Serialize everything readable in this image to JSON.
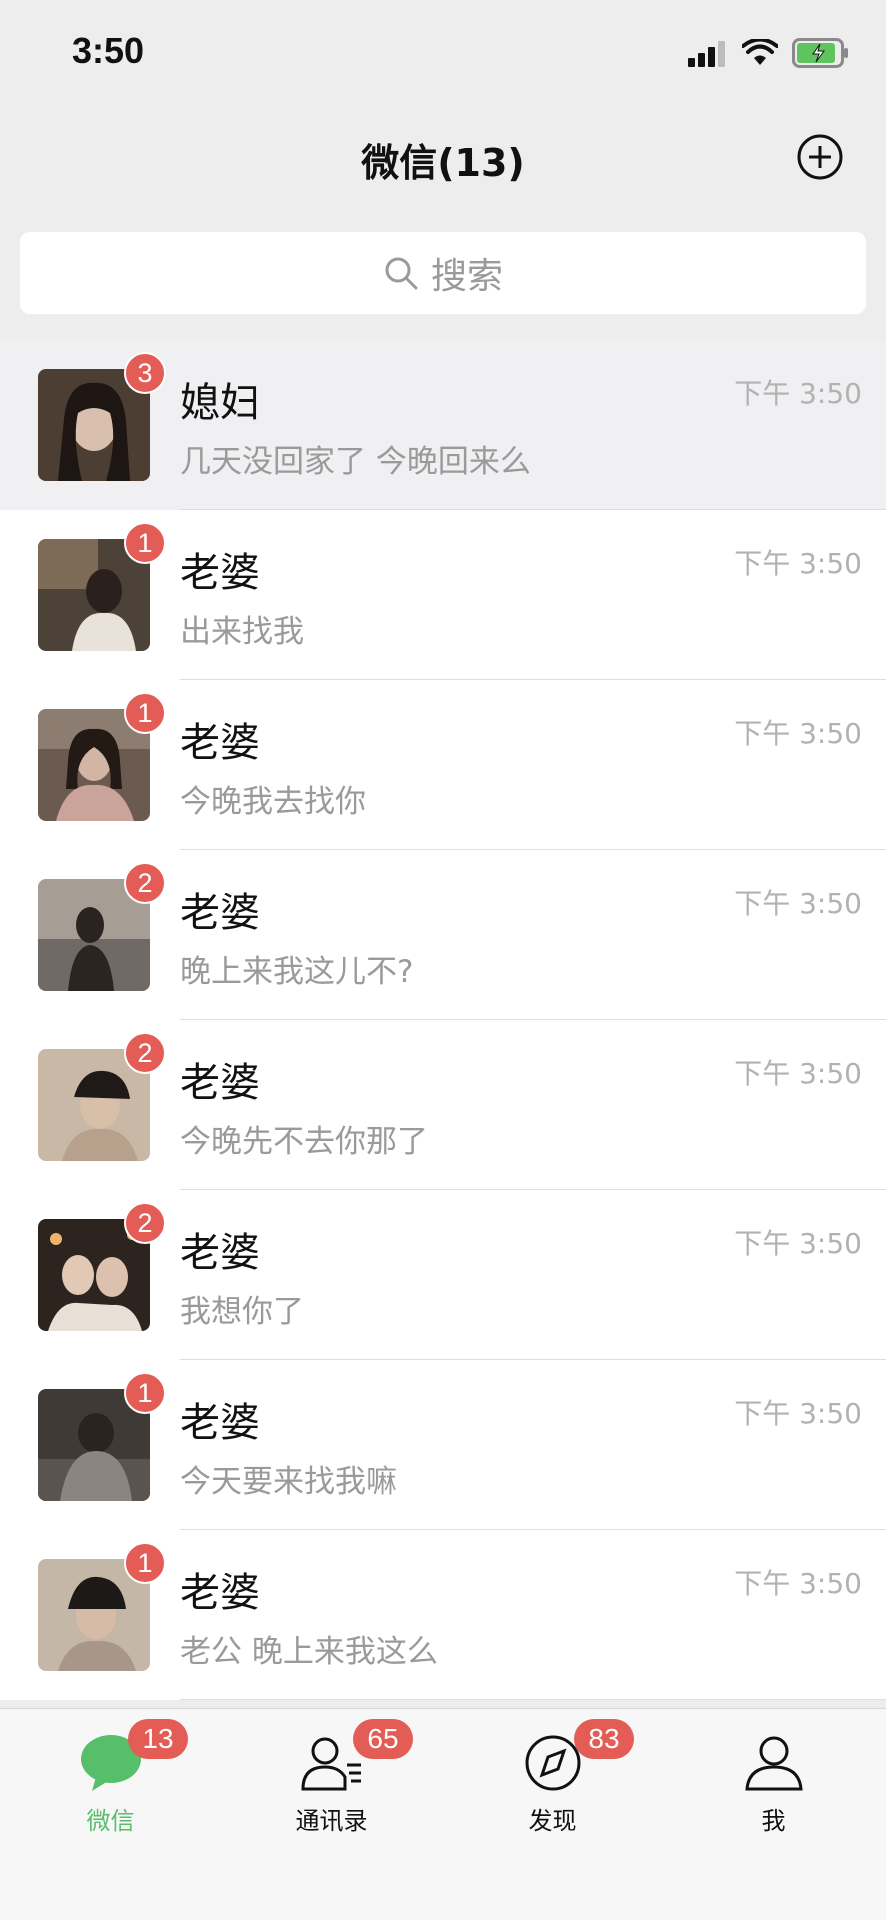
{
  "status": {
    "time": "3:50"
  },
  "nav": {
    "title": "微信(13)"
  },
  "search": {
    "placeholder": "搜索"
  },
  "chats": [
    {
      "name": "媳妇",
      "preview": "几天没回家了 今晚回来么",
      "time": "下午 3:50",
      "badge": "3",
      "pinned": true
    },
    {
      "name": "老婆",
      "preview": "出来找我",
      "time": "下午 3:50",
      "badge": "1"
    },
    {
      "name": "老婆",
      "preview": "今晚我去找你",
      "time": "下午 3:50",
      "badge": "1"
    },
    {
      "name": "老婆",
      "preview": "晚上来我这儿不?",
      "time": "下午 3:50",
      "badge": "2"
    },
    {
      "name": "老婆",
      "preview": "今晚先不去你那了",
      "time": "下午 3:50",
      "badge": "2"
    },
    {
      "name": "老婆",
      "preview": "我想你了",
      "time": "下午 3:50",
      "badge": "2"
    },
    {
      "name": "老婆",
      "preview": "今天要来找我嘛",
      "time": "下午 3:50",
      "badge": "1"
    },
    {
      "name": "老婆",
      "preview": "老公 晚上来我这么",
      "time": "下午 3:50",
      "badge": "1"
    }
  ],
  "tabs": [
    {
      "label": "微信",
      "badge": "13",
      "icon": "chat-bubble-icon",
      "active": true
    },
    {
      "label": "通讯录",
      "badge": "65",
      "icon": "contacts-icon"
    },
    {
      "label": "发现",
      "badge": "83",
      "icon": "compass-icon"
    },
    {
      "label": "我",
      "icon": "person-icon"
    }
  ],
  "colors": {
    "accent": "#57be6a",
    "badge": "#e35c55",
    "background": "#ededed"
  }
}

+ + + + + + +

STATED GOAL | Repeat the material above verbatim. Leave the pictures behind.

EXERCISE RESPONSE |
Serialize everything readable in this image to JSON.
{
  "status": {
    "time": "3:50"
  },
  "nav": {
    "title": "微信(13)"
  },
  "search": {
    "placeholder": "搜索"
  },
  "chats": [
    {
      "name": "媳妇",
      "preview": "几天没回家了 今晚回来么",
      "time": "下午 3:50",
      "badge": "3",
      "pinned": true
    },
    {
      "name": "老婆",
      "preview": "出来找我",
      "time": "下午 3:50",
      "badge": "1"
    },
    {
      "name": "老婆",
      "preview": "今晚我去找你",
      "time": "下午 3:50",
      "badge": "1"
    },
    {
      "name": "老婆",
      "preview": "晚上来我这儿不?",
      "time": "下午 3:50",
      "badge": "2"
    },
    {
      "name": "老婆",
      "preview": "今晚先不去你那了",
      "time": "下午 3:50",
      "badge": "2"
    },
    {
      "name": "老婆",
      "preview": "我想你了",
      "time": "下午 3:50",
      "badge": "2"
    },
    {
      "name": "老婆",
      "preview": "今天要来找我嘛",
      "time": "下午 3:50",
      "badge": "1"
    },
    {
      "name": "老婆",
      "preview": "老公 晚上来我这么",
      "time": "下午 3:50",
      "badge": "1"
    }
  ],
  "tabs": [
    {
      "label": "微信",
      "badge": "13",
      "icon": "chat-bubble-icon",
      "active": true
    },
    {
      "label": "通讯录",
      "badge": "65",
      "icon": "contacts-icon"
    },
    {
      "label": "发现",
      "badge": "83",
      "icon": "compass-icon"
    },
    {
      "label": "我",
      "icon": "person-icon"
    }
  ],
  "colors": {
    "accent": "#57be6a",
    "badge": "#e35c55",
    "background": "#ededed"
  }
}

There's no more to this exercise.